Dataset items
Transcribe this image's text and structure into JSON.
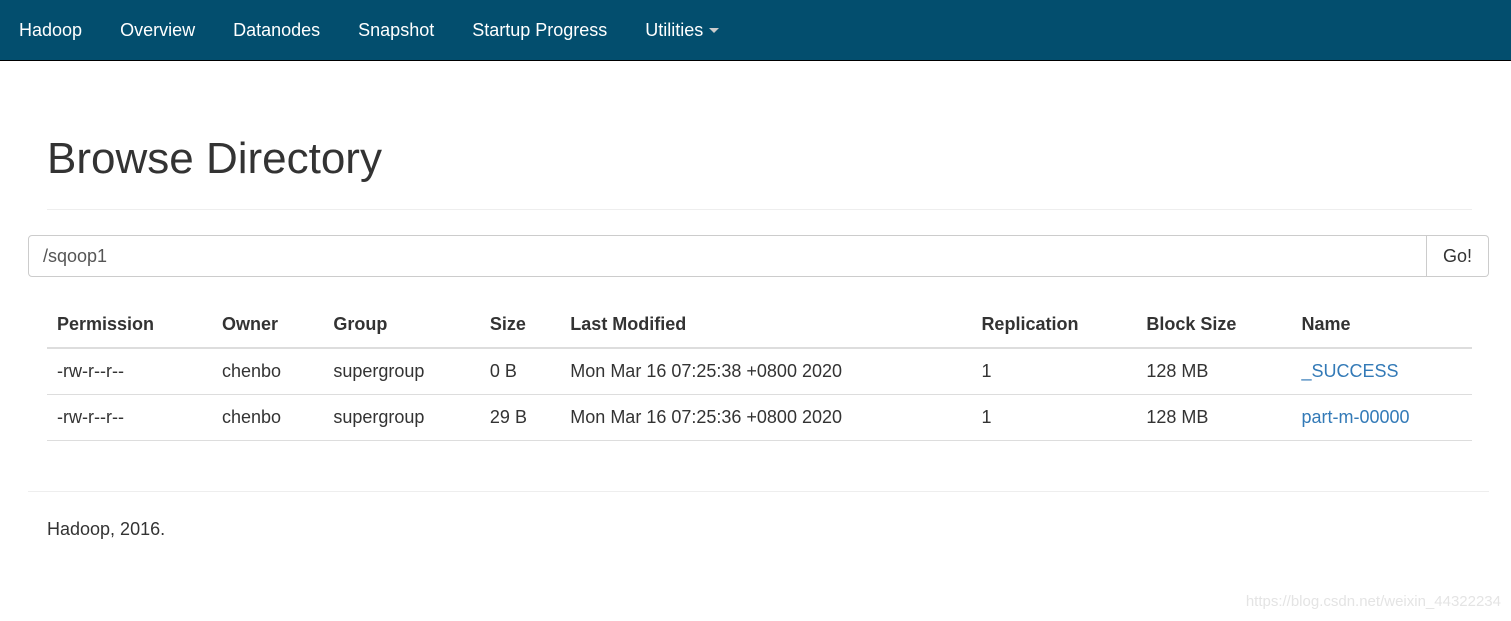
{
  "nav": {
    "brand": "Hadoop",
    "items": [
      "Overview",
      "Datanodes",
      "Snapshot",
      "Startup Progress",
      "Utilities"
    ]
  },
  "page_title": "Browse Directory",
  "path": {
    "value": "/sqoop1",
    "go_label": "Go!"
  },
  "table": {
    "headers": [
      "Permission",
      "Owner",
      "Group",
      "Size",
      "Last Modified",
      "Replication",
      "Block Size",
      "Name"
    ],
    "rows": [
      [
        "-rw-r--r--",
        "chenbo",
        "supergroup",
        "0 B",
        "Mon Mar 16 07:25:38 +0800 2020",
        "1",
        "128 MB",
        "_SUCCESS"
      ],
      [
        "-rw-r--r--",
        "chenbo",
        "supergroup",
        "29 B",
        "Mon Mar 16 07:25:36 +0800 2020",
        "1",
        "128 MB",
        "part-m-00000"
      ]
    ]
  },
  "footer": "Hadoop, 2016.",
  "watermark": "https://blog.csdn.net/weixin_44322234",
  "colors": {
    "navbar": "#034e6e",
    "link": "#337ab7"
  }
}
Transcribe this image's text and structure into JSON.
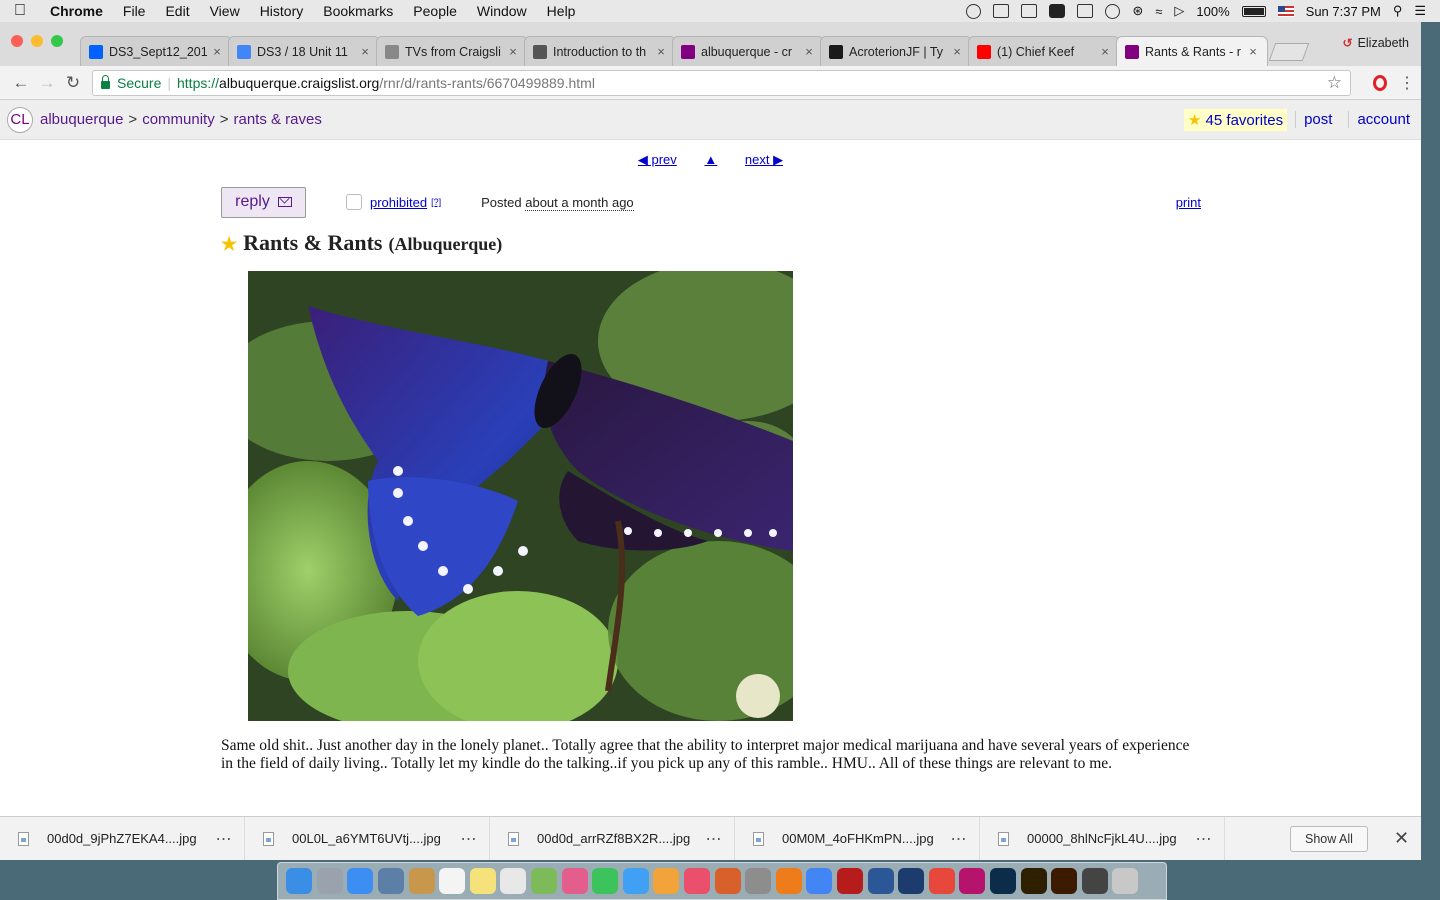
{
  "menubar": {
    "app": "Chrome",
    "items": [
      "File",
      "Edit",
      "View",
      "History",
      "Bookmarks",
      "People",
      "Window",
      "Help"
    ],
    "battery": "100%",
    "clock": "Sun 7:37 PM"
  },
  "tabs": [
    {
      "title": "DS3_Sept12_201",
      "fav_color": "#0061fe",
      "active": false
    },
    {
      "title": "DS3 / 18 Unit 11",
      "fav_color": "#4285f4",
      "active": false
    },
    {
      "title": "TVs from Craigsli",
      "fav_color": "#888888",
      "active": false
    },
    {
      "title": "Introduction to th",
      "fav_color": "#555555",
      "active": false
    },
    {
      "title": "albuquerque - cr",
      "fav_color": "#800080",
      "active": false
    },
    {
      "title": "AcroterionJF | Ty",
      "fav_color": "#1a1a1a",
      "active": false
    },
    {
      "title": "(1) Chief Keef",
      "fav_color": "#ff0000",
      "active": false
    },
    {
      "title": "Rants & Rants - r",
      "fav_color": "#800080",
      "active": true
    }
  ],
  "profile_name": "Elizabeth",
  "address_bar": {
    "secure_label": "Secure",
    "scheme": "https://",
    "host": "albuquerque.craigslist.org",
    "path": "/rnr/d/rants-rants/6670499889.html"
  },
  "header": {
    "logo": "CL",
    "crumbs": [
      "albuquerque",
      "community",
      "rants & raves"
    ],
    "favorites": "45 favorites",
    "post": "post",
    "account": "account"
  },
  "postnav": {
    "prev": "◀ prev",
    "up": "▲",
    "next": "next ▶"
  },
  "actions": {
    "reply": "reply",
    "prohibited": "prohibited",
    "help": "[?]",
    "posted_prefix": "Posted",
    "posted_ago": "about a month ago",
    "print": "print"
  },
  "posting": {
    "title": "Rants & Rants",
    "location": "(Albuquerque)",
    "body": "Same old shit.. Just another day in the lonely planet.. Totally agree that the ability to interpret major medical marijuana and have several years of experience in the field of daily living.. Totally let my kindle do the talking..if you pick up any of this ramble.. HMU.. All of these things are relevant to me."
  },
  "downloads": {
    "items": [
      "00d0d_9jPhZ7EKA4....jpg",
      "00L0L_a6YMT6UVtj....jpg",
      "00d0d_arrRZf8BX2R....jpg",
      "00M0M_4oFHKmPN....jpg",
      "00000_8hlNcFjkL4U....jpg"
    ],
    "show_all": "Show All"
  },
  "dock_colors": [
    "#3a8ee6",
    "#9aa3ad",
    "#3d8ef2",
    "#5c7fa8",
    "#c8974c",
    "#f4f4f4",
    "#f6e27a",
    "#e8e8e8",
    "#7dbb5a",
    "#e35d8d",
    "#3cc35b",
    "#3fa0f4",
    "#f2a33a",
    "#ea4f6b",
    "#d8612b",
    "#8d8d8d",
    "#ef7c1a",
    "#4285f4",
    "#b71c1c",
    "#2b5797",
    "#1d3c6e",
    "#e8473c",
    "#b5136c",
    "#0b2d4a",
    "#2e1f00",
    "#3c1a00",
    "#444444",
    "#c8c8c8"
  ]
}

### DIRECTIVE
Leave out the pictures and output the rest of the material exactly as written.

### SOLVED PROBLEM
Transcribe this image's text and structure into JSON.
{
  "nav": {
    "brand": "Hadoop",
    "items": [
      "Overview",
      "Datanodes",
      "Snapshot",
      "Startup Progress",
      "Utilities"
    ]
  },
  "page_title": "Browse Directory",
  "path": {
    "value": "/sqoop1",
    "go_label": "Go!"
  },
  "table": {
    "headers": [
      "Permission",
      "Owner",
      "Group",
      "Size",
      "Last Modified",
      "Replication",
      "Block Size",
      "Name"
    ],
    "rows": [
      [
        "-rw-r--r--",
        "chenbo",
        "supergroup",
        "0 B",
        "Mon Mar 16 07:25:38 +0800 2020",
        "1",
        "128 MB",
        "_SUCCESS"
      ],
      [
        "-rw-r--r--",
        "chenbo",
        "supergroup",
        "29 B",
        "Mon Mar 16 07:25:36 +0800 2020",
        "1",
        "128 MB",
        "part-m-00000"
      ]
    ]
  },
  "footer": "Hadoop, 2016.",
  "watermark": "https://blog.csdn.net/weixin_44322234",
  "colors": {
    "navbar": "#034e6e",
    "link": "#337ab7"
  }
}
Transcribe this image's text and structure into JSON.
{
  "menubar": {
    "app": "Chrome",
    "items": [
      "File",
      "Edit",
      "View",
      "History",
      "Bookmarks",
      "People",
      "Window",
      "Help"
    ],
    "battery": "100%",
    "clock": "Sun 7:37 PM"
  },
  "tabs": [
    {
      "title": "DS3_Sept12_201",
      "fav_color": "#0061fe",
      "active": false
    },
    {
      "title": "DS3 / 18 Unit 11",
      "fav_color": "#4285f4",
      "active": false
    },
    {
      "title": "TVs from Craigsli",
      "fav_color": "#888888",
      "active": false
    },
    {
      "title": "Introduction to th",
      "fav_color": "#555555",
      "active": false
    },
    {
      "title": "albuquerque - cr",
      "fav_color": "#800080",
      "active": false
    },
    {
      "title": "AcroterionJF | Ty",
      "fav_color": "#1a1a1a",
      "active": false
    },
    {
      "title": "(1) Chief Keef",
      "fav_color": "#ff0000",
      "active": false
    },
    {
      "title": "Rants & Rants - r",
      "fav_color": "#800080",
      "active": true
    }
  ],
  "profile_name": "Elizabeth",
  "address_bar": {
    "secure_label": "Secure",
    "scheme": "https://",
    "host": "albuquerque.craigslist.org",
    "path": "/rnr/d/rants-rants/6670499889.html"
  },
  "header": {
    "logo": "CL",
    "crumbs": [
      "albuquerque",
      "community",
      "rants & raves"
    ],
    "favorites": "45 favorites",
    "post": "post",
    "account": "account"
  },
  "postnav": {
    "prev": "◀ prev",
    "up": "▲",
    "next": "next ▶"
  },
  "actions": {
    "reply": "reply",
    "prohibited": "prohibited",
    "help": "[?]",
    "posted_prefix": "Posted",
    "posted_ago": "about a month ago",
    "print": "print"
  },
  "posting": {
    "title": "Rants & Rants",
    "location": "(Albuquerque)",
    "body": "Same old shit.. Just another day in the lonely planet.. Totally agree that the ability to interpret major medical marijuana and have several years of experience in the field of daily living.. Totally let my kindle do the talking..if you pick up any of this ramble.. HMU.. All of these things are relevant to me."
  },
  "downloads": {
    "items": [
      "00d0d_9jPhZ7EKA4....jpg",
      "00L0L_a6YMT6UVtj....jpg",
      "00d0d_arrRZf8BX2R....jpg",
      "00M0M_4oFHKmPN....jpg",
      "00000_8hlNcFjkL4U....jpg"
    ],
    "show_all": "Show All"
  },
  "dock_colors": [
    "#3a8ee6",
    "#9aa3ad",
    "#3d8ef2",
    "#5c7fa8",
    "#c8974c",
    "#f4f4f4",
    "#f6e27a",
    "#e8e8e8",
    "#7dbb5a",
    "#e35d8d",
    "#3cc35b",
    "#3fa0f4",
    "#f2a33a",
    "#ea4f6b",
    "#d8612b",
    "#8d8d8d",
    "#ef7c1a",
    "#4285f4",
    "#b71c1c",
    "#2b5797",
    "#1d3c6e",
    "#e8473c",
    "#b5136c",
    "#0b2d4a",
    "#2e1f00",
    "#3c1a00",
    "#444444",
    "#c8c8c8"
  ]
}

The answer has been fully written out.